Task details: Take the part of the records that opens with the line containing "chat-input-row[interactable]: /fix (28, 28, 1048, 72)" and closes with the line containing "token-bracket: [] (596, 211, 617, 230)", and reproduce only that part with "refresh-icon" changed to "reload-icon". Leave everything else in those lines unchanged.

Material shown:
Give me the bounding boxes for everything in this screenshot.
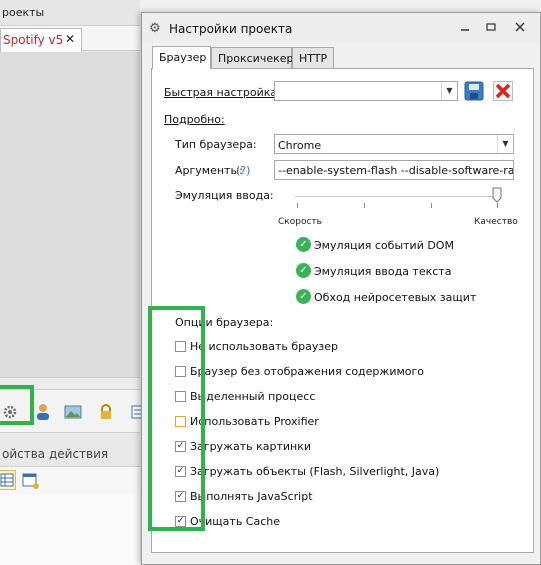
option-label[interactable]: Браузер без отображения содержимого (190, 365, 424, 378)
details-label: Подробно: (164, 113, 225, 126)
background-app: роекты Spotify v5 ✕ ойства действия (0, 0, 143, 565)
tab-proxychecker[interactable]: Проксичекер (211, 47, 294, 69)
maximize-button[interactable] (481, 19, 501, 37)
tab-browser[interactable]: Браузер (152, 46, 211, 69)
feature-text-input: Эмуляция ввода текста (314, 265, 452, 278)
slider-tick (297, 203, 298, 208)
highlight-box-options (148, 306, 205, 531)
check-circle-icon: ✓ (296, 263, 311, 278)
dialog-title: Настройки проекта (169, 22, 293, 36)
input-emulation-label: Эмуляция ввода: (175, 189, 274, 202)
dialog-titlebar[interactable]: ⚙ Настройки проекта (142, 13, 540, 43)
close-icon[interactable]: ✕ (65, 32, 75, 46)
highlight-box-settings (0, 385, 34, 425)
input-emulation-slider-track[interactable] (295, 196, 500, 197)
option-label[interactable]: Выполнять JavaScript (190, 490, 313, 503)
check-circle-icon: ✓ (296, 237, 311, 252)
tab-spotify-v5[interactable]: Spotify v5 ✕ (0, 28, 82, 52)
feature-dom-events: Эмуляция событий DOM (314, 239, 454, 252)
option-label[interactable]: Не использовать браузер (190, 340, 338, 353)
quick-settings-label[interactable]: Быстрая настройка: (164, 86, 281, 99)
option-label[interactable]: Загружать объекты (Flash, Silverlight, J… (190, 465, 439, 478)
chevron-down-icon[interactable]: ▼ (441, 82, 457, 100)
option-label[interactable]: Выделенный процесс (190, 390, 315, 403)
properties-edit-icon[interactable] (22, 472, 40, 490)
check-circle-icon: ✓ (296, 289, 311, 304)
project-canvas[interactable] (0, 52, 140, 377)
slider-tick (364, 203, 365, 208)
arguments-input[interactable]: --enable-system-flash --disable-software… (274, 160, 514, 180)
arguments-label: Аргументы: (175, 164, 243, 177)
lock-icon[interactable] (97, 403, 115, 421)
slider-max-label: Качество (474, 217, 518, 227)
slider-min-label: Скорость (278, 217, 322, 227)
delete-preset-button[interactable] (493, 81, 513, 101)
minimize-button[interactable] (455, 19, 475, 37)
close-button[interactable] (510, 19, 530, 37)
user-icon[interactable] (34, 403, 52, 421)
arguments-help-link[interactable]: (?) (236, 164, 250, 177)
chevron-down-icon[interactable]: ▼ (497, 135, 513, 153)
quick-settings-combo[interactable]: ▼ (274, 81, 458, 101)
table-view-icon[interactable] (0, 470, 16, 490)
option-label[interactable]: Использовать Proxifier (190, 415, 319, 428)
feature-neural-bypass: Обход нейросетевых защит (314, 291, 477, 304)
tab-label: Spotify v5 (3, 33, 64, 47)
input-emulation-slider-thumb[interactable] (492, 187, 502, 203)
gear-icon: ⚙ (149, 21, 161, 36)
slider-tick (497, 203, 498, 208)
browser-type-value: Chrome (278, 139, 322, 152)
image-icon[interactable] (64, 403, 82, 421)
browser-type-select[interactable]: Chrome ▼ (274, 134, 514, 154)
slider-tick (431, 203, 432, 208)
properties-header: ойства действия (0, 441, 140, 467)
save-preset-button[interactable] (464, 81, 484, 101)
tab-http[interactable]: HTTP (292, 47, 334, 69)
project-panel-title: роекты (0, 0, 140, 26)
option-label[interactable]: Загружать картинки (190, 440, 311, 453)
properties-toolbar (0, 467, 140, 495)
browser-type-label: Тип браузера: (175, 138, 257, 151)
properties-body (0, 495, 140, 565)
...
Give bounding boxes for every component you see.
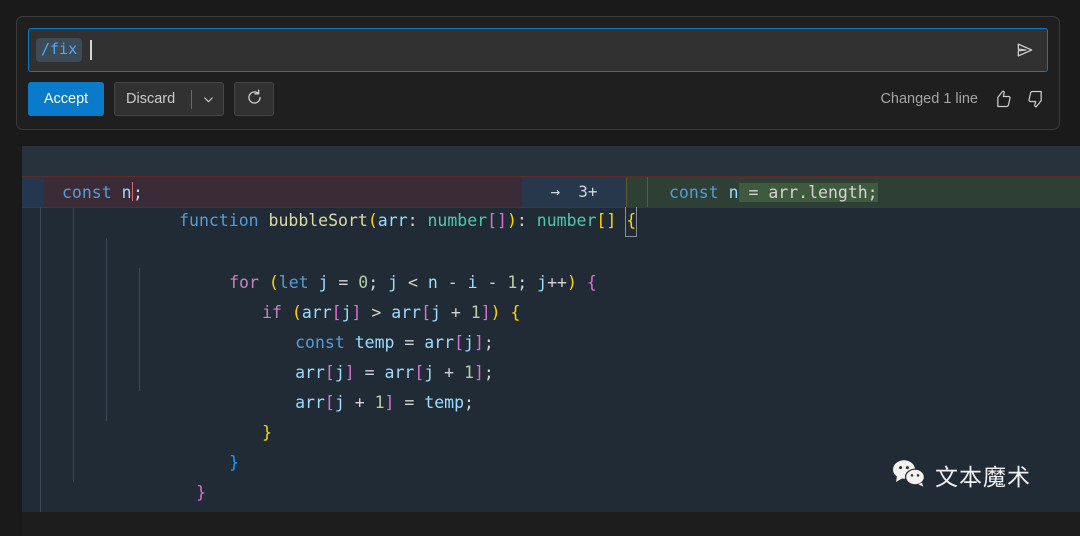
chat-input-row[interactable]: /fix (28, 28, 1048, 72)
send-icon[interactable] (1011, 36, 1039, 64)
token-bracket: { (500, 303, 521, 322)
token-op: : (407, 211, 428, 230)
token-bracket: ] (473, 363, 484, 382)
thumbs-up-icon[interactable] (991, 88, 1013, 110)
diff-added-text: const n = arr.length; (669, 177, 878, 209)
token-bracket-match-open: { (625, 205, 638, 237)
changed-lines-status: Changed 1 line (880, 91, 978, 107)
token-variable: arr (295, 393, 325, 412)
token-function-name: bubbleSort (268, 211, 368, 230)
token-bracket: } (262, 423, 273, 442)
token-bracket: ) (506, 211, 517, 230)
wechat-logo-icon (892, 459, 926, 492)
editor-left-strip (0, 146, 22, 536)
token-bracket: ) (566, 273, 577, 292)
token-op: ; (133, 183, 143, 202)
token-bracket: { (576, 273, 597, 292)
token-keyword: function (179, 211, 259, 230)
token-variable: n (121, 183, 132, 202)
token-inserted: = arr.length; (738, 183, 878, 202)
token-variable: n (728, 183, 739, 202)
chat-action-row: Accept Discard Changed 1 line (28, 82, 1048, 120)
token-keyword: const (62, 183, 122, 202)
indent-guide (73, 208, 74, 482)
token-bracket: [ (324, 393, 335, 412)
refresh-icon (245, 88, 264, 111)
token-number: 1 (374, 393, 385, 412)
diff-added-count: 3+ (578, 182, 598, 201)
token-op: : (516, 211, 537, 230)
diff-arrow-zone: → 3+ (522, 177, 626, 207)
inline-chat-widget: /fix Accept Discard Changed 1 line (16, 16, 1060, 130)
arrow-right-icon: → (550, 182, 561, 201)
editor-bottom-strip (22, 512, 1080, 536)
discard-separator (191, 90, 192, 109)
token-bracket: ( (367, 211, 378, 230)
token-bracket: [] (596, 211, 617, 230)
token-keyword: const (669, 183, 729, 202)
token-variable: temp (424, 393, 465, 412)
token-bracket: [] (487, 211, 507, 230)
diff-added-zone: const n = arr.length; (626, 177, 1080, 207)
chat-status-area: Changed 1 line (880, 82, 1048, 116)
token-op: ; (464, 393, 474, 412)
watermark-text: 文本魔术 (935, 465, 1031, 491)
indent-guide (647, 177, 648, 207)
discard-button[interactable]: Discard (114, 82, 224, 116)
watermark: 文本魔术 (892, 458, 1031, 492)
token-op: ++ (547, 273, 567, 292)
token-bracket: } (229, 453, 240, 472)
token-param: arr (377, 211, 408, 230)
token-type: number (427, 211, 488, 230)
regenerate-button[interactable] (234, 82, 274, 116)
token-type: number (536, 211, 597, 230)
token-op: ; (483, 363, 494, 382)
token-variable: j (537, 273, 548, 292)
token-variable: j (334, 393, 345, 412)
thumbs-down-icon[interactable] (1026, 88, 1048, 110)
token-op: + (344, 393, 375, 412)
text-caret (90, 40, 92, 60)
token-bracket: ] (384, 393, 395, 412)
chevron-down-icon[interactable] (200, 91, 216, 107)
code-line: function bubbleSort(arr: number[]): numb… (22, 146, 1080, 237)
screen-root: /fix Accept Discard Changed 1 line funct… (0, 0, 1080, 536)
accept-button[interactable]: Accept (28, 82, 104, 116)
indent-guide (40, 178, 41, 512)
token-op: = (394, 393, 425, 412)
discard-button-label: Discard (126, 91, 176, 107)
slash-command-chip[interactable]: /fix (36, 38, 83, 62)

Response below:
chat-input-row[interactable]: /fix (28, 28, 1048, 72)
send-icon[interactable] (1011, 36, 1039, 64)
token-bracket: { (500, 303, 521, 322)
token-op: : (407, 211, 428, 230)
token-bracket: ] (473, 363, 484, 382)
thumbs-up-icon[interactable] (991, 88, 1013, 110)
diff-added-text: const n = arr.length; (669, 177, 878, 209)
token-bracket-match-open: { (625, 205, 638, 237)
changed-lines-status: Changed 1 line (880, 91, 978, 107)
token-variable: arr (295, 393, 325, 412)
token-function-name: bubbleSort (268, 211, 368, 230)
token-bracket: } (262, 423, 273, 442)
token-bracket: ) (506, 211, 517, 230)
wechat-logo-icon (892, 459, 926, 492)
editor-left-strip (0, 146, 22, 536)
token-bracket: ) (566, 273, 577, 292)
token-op: ; (133, 183, 143, 202)
token-bracket: { (576, 273, 597, 292)
token-keyword: function (179, 211, 259, 230)
token-variable: n (121, 183, 132, 202)
token-inserted: = arr.length; (738, 183, 878, 202)
token-variable: n (728, 183, 739, 202)
chat-action-row: Accept Discard Changed 1 line (28, 82, 1048, 120)
token-keyword: const (62, 183, 122, 202)
indent-guide (73, 208, 74, 482)
token-bracket: [ (324, 393, 335, 412)
reload-icon (245, 88, 264, 111)
token-number: 1 (374, 393, 385, 412)
diff-added-count: 3+ (578, 182, 598, 201)
token-op: : (516, 211, 537, 230)
diff-arrow-zone: → 3+ (522, 177, 626, 207)
inline-chat-widget: /fix Accept Discard Changed 1 line (16, 16, 1060, 130)
arrow-right-icon: → (550, 182, 561, 201)
editor-bottom-strip (22, 512, 1080, 536)
discard-separator (191, 90, 192, 109)
token-bracket: ( (367, 211, 378, 230)
token-bracket: [] (596, 211, 617, 230)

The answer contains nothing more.